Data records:
════════════════
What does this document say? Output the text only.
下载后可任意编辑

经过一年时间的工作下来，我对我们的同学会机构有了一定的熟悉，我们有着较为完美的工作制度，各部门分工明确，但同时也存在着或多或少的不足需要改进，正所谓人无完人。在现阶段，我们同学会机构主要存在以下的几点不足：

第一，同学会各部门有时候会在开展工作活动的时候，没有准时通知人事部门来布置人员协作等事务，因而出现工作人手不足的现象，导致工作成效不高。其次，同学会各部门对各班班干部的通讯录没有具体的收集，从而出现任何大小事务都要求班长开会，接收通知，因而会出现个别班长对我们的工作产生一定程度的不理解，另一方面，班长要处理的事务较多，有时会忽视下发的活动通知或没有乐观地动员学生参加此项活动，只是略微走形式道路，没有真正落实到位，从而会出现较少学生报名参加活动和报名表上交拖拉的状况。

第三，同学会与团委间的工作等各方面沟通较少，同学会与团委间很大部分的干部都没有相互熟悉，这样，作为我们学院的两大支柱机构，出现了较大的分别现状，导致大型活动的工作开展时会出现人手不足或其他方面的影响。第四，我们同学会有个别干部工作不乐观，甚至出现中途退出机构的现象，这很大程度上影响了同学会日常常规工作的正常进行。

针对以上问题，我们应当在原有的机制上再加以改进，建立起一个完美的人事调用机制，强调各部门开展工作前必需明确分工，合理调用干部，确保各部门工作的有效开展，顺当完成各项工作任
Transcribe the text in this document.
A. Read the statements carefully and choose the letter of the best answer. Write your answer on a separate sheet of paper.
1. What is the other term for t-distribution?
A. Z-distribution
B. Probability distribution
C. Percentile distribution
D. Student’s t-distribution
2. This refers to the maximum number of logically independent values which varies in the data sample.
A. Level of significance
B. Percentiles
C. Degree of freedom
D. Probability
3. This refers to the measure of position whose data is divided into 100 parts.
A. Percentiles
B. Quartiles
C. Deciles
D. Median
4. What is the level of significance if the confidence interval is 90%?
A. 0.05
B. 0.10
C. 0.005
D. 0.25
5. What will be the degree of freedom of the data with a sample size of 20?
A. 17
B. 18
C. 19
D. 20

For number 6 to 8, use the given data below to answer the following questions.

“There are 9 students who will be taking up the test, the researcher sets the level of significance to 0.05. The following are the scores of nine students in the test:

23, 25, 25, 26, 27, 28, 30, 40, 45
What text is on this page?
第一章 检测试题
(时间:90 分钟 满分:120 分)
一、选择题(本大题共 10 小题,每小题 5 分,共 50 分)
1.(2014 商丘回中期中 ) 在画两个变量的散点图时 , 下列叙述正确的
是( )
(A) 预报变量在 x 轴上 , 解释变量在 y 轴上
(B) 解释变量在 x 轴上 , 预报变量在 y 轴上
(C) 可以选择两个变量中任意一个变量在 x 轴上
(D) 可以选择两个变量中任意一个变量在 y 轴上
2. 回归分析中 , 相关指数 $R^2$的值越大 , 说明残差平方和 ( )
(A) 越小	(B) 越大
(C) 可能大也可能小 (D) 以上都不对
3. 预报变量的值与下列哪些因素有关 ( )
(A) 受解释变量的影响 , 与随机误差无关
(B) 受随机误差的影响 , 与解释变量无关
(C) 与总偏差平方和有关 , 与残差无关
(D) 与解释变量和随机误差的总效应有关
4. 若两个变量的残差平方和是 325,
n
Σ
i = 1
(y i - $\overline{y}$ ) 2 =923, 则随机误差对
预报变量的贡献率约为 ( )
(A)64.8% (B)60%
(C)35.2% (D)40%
════════════════
Copy all of the data exactly.

What does this document say? Output the text only.
下载后可任意编辑

经过一年时间的工作下来，我对我们的同学会机构有了一定的熟悉，我们有着较为完美的工作制度，各部门分工明确，但同时也存在着或多或少的不足需要改进，正所谓人无完人。在现阶段，我们同学会机构主要存在以下的几点不足：

第一，同学会各部门有时候会在开展工作活动的时候，没有准时通知人事部门来布置人员协作等事务，因而出现工作人手不足的现象，导致工作成效不高。其次，同学会各部门对各班班干部的通讯录没有具体的收集，从而出现任何大小事务都要求班长开会，接收通知，因而会出现个别班长对我们的工作产生一定程度的不理解，另一方面，班长要处理的事务较多，有时会忽视下发的活动通知或没有乐观地动员学生参加此项活动，只是略微走形式道路，没有真正落实到位，从而会出现较少学生报名参加活动和报名表上交拖拉的状况。

第三，同学会与团委间的工作等各方面沟通较少，同学会与团委间很大部分的干部都没有相互熟悉，这样，作为我们学院的两大支柱机构，出现了较大的分别现状，导致大型活动的工作开展时会出现人手不足或其他方面的影响。第四，我们同学会有个别干部工作不乐观，甚至出现中途退出机构的现象，这很大程度上影响了同学会日常常规工作的正常进行。

针对以上问题，我们应当在原有的机制上再加以改进，建立起一个完美的人事调用机制，强调各部门开展工作前必需明确分工，合理调用干部，确保各部门工作的有效开展，顺当完成各项工作任
Transcribe the text in this document.
A. Read the statements carefully and choose the letter of the best answer. Write your answer on a separate sheet of paper.
1. What is the other term for t-distribution?
A. Z-distribution
B. Probability distribution
C. Percentile distribution
D. Student’s t-distribution
2. This refers to the maximum number of logically independent values which varies in the data sample.
A. Level of significance
B. Percentiles
C. Degree of freedom
D. Probability
3. This refers to the measure of position whose data is divided into 100 parts.
A. Percentiles
B. Quartiles
C. Deciles
D. Median
4. What is the level of significance if the confidence interval is 90%?
A. 0.05
B. 0.10
C. 0.005
D. 0.25
5. What will be the degree of freedom of the data with a sample size of 20?
A. 17
B. 18
C. 19
D. 20

For number 6 to 8, use the given data below to answer the following questions.

“There are 9 students who will be taking up the test, the researcher sets the level of significance to 0.05. The following are the scores of nine students in the test:

23, 25, 25, 26, 27, 28, 30, 40, 45
What text is on this page?
第一章 检测试题
(时间:90 分钟 满分:120 分)
一、选择题(本大题共 10 小题,每小题 5 分,共 50 分)
1.(2014 商丘回中期中 ) 在画两个变量的散点图时 , 下列叙述正确的
是( )
(A) 预报变量在 x 轴上 , 解释变量在 y 轴上
(B) 解释变量在 x 轴上 , 预报变量在 y 轴上
(C) 可以选择两个变量中任意一个变量在 x 轴上
(D) 可以选择两个变量中任意一个变量在 y 轴上
2. 回归分析中 , 相关指数 $R^2$的值越大 , 说明残差平方和 ( )
(A) 越小	(B) 越大
(C) 可能大也可能小 (D) 以上都不对
3. 预报变量的值与下列哪些因素有关 ( )
(A) 受解释变量的影响 , 与随机误差无关
(B) 受随机误差的影响 , 与解释变量无关
(C) 与总偏差平方和有关 , 与残差无关
(D) 与解释变量和随机误差的总效应有关
4. 若两个变量的残差平方和是 325,
n
Σ
i = 1
(y i - $\overline{y}$ ) 2 =923, 则随机误差对
预报变量的贡献率约为 ( )
(A)64.8% (B)60%
(C)35.2% (D)40%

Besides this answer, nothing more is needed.